> **PROVIDED DATA**:
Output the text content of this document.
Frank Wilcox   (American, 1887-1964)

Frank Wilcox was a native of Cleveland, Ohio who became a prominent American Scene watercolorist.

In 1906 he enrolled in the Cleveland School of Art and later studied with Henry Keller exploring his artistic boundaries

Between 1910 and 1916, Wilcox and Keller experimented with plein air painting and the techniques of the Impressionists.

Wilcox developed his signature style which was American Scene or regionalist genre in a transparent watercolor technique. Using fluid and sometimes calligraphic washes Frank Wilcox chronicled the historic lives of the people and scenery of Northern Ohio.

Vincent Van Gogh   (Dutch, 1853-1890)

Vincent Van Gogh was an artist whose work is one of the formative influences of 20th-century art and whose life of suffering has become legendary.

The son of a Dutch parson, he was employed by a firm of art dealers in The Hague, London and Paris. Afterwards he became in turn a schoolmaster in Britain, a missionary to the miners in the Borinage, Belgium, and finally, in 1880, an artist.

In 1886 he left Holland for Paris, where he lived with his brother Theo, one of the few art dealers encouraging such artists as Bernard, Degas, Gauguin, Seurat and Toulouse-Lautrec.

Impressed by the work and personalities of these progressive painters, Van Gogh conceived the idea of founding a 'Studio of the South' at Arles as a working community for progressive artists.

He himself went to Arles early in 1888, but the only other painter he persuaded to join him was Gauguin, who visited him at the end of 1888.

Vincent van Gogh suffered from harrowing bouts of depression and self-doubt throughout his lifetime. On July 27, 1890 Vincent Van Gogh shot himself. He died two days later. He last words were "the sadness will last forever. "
* * *
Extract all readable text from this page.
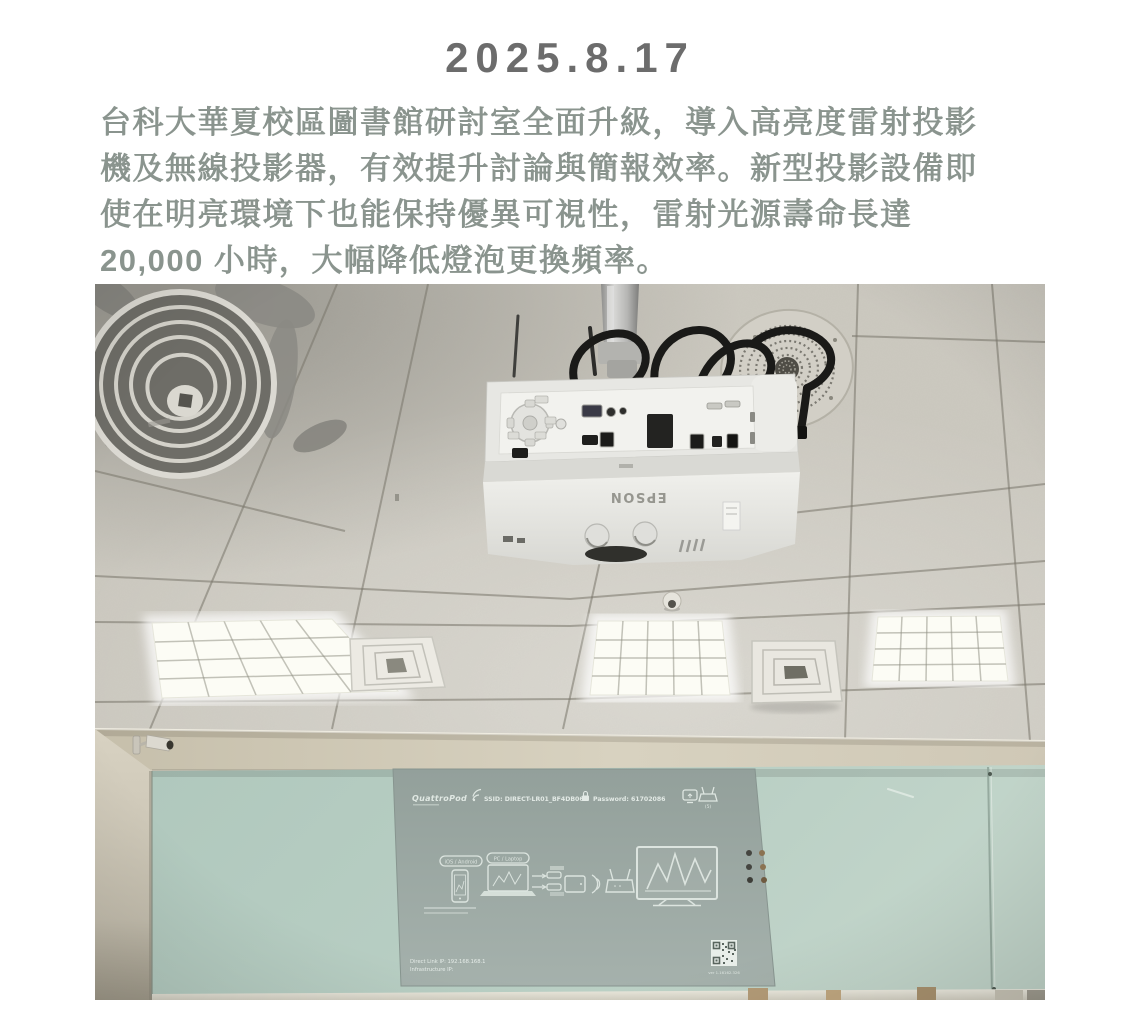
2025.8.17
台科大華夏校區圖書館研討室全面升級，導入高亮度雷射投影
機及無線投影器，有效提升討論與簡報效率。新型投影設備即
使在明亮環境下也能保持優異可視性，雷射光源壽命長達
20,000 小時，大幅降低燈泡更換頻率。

> **PROBLEM TO SOLVE**: Scan the material above. Copy each line where "later" occurs.

> **FINISHED TASK**:
In 1906 he enrolled in the Cleveland School of Art and later studied with Henry Keller exploring his artistic boundaries
Vincent van Gogh suffered from harrowing bouts of depression and self-doubt throughout his lifetime. On July 27, 1890 Vincent Van Gogh shot himself. He died two days later. He last words were "the sadness will last forever. "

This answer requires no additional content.